(Stored data)
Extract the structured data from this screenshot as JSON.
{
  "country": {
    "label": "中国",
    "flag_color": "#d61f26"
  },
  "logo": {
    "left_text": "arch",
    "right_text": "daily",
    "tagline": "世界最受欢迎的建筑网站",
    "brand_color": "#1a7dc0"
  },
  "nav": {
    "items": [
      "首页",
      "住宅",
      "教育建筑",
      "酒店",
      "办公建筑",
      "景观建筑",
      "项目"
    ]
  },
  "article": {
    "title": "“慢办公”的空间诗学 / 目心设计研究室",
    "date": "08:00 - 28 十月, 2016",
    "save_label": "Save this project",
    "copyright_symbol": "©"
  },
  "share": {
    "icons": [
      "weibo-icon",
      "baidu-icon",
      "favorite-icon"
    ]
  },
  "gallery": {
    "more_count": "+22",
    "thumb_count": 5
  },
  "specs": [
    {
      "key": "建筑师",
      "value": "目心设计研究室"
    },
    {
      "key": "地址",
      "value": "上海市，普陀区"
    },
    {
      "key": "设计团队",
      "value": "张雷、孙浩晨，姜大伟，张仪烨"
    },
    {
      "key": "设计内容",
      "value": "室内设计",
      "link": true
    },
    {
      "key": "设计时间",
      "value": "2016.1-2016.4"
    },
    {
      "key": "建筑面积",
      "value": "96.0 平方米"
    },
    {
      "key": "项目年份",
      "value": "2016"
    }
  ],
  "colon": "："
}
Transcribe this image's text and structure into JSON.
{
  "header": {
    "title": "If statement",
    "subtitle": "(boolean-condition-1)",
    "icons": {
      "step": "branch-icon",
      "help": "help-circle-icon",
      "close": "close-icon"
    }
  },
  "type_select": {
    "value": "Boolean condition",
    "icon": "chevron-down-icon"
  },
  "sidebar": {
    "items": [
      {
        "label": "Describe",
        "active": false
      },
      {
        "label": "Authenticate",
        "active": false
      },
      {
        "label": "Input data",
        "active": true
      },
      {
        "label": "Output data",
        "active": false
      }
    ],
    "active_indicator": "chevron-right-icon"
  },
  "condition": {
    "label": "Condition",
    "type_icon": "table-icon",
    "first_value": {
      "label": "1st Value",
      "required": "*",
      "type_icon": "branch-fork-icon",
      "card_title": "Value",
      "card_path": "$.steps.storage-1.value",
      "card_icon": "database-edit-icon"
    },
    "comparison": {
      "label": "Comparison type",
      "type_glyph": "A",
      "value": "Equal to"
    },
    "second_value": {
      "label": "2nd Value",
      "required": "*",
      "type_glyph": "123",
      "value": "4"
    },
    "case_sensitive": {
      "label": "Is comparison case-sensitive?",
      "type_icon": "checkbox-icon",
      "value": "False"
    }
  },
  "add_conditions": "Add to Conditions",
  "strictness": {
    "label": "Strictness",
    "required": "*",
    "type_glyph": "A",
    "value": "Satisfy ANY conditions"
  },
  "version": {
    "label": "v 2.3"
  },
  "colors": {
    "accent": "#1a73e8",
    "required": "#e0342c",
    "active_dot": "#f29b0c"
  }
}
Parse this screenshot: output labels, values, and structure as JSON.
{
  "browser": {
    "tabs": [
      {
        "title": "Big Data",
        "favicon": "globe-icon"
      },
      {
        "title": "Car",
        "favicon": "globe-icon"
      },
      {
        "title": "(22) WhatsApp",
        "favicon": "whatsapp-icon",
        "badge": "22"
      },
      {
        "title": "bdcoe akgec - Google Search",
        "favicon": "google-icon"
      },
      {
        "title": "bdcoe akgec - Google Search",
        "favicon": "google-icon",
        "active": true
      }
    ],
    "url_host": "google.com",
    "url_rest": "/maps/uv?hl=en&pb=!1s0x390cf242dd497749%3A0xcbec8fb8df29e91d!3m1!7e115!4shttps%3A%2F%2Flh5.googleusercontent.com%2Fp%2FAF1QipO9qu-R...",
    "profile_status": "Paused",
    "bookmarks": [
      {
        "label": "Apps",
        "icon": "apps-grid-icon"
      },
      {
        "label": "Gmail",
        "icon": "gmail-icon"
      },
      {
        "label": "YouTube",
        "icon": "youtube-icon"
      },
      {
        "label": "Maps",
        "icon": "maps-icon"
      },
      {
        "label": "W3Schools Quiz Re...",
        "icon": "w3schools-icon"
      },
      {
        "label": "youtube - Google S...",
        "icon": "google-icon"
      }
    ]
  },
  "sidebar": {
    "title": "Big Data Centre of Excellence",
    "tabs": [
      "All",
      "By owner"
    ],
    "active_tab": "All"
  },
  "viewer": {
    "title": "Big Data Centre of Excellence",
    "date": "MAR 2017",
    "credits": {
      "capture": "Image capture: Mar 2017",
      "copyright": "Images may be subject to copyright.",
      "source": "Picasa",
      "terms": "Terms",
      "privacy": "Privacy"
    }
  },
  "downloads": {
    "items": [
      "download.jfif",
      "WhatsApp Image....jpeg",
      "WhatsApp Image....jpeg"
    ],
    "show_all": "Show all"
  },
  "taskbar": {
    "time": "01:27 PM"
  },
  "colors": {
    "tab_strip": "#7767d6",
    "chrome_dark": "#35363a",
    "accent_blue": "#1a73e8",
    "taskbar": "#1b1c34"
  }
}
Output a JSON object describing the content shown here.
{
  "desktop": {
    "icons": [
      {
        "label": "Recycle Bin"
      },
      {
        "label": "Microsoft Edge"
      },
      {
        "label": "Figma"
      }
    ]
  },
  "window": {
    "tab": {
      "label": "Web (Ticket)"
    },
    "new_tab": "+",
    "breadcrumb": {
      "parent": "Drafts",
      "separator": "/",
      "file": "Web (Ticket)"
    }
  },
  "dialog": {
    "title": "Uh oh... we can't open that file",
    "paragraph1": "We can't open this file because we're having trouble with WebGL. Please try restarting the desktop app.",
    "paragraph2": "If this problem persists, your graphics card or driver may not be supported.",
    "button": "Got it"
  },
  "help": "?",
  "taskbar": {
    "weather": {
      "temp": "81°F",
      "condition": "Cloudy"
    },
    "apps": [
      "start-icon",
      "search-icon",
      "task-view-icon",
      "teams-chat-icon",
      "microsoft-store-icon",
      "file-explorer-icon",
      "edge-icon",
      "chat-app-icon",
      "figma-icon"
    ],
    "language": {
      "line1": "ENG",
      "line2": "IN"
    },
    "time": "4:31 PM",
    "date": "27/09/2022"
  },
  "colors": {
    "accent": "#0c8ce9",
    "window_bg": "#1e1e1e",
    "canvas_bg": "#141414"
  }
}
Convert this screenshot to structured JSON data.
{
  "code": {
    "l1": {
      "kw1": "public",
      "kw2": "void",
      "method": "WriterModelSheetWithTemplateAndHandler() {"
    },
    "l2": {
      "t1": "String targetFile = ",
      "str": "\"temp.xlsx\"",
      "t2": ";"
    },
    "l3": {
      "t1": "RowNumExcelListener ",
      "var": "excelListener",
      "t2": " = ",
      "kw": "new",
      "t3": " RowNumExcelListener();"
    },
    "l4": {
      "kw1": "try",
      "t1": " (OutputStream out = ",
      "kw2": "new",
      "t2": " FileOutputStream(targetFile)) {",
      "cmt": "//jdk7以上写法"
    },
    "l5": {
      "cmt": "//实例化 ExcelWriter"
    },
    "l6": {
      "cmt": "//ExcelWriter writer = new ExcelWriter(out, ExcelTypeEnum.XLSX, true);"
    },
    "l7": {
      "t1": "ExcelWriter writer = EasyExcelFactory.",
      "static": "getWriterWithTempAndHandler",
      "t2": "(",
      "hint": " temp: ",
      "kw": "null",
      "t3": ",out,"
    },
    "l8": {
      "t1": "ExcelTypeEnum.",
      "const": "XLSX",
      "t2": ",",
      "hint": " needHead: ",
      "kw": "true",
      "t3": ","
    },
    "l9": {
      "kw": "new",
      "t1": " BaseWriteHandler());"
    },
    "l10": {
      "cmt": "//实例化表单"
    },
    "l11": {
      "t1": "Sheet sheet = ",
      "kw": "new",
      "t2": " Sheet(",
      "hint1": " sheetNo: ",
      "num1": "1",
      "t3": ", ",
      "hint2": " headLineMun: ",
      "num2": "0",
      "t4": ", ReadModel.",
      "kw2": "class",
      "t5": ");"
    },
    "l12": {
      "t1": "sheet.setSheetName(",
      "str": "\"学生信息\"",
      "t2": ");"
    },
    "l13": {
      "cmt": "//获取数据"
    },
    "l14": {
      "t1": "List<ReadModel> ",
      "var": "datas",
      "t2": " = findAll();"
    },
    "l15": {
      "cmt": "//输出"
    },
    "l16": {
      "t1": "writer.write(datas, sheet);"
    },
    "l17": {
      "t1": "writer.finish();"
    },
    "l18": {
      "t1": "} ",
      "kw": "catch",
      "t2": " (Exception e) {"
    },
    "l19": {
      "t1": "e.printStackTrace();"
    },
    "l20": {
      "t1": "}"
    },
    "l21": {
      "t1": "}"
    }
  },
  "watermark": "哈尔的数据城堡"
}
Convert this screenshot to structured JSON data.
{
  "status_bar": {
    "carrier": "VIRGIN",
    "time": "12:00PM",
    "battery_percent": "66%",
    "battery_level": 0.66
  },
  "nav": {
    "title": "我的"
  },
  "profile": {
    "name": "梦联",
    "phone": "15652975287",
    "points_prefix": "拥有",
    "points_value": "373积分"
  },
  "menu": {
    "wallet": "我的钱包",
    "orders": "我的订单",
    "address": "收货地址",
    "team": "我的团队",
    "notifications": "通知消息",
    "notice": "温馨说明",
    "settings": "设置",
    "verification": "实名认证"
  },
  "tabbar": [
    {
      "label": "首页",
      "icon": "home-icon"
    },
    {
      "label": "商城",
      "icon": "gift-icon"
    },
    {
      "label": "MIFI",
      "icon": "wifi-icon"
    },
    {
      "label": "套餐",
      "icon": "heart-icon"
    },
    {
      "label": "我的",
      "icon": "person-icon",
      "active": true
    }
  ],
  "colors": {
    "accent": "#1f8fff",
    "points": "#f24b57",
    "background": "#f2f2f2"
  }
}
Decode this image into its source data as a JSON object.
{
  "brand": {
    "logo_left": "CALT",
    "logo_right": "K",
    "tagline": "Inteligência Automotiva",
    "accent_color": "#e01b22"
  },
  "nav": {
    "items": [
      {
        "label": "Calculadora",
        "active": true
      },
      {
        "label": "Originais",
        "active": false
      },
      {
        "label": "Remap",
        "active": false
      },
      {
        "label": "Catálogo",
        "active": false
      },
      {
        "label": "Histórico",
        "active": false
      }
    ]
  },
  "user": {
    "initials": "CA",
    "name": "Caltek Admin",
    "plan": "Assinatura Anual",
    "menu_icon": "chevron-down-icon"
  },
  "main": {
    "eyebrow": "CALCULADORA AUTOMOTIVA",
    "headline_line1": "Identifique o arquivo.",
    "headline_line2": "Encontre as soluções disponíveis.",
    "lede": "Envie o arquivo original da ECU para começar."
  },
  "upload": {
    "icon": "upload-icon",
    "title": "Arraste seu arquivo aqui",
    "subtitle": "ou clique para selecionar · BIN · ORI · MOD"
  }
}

◆ **Work to be completed**: Every line containing the string "RowNumExcelListener" must be listed.

◆ **Solution to this problem**:
      "t1": "RowNumExcelListener ",
      "t3": " RowNumExcelListener();"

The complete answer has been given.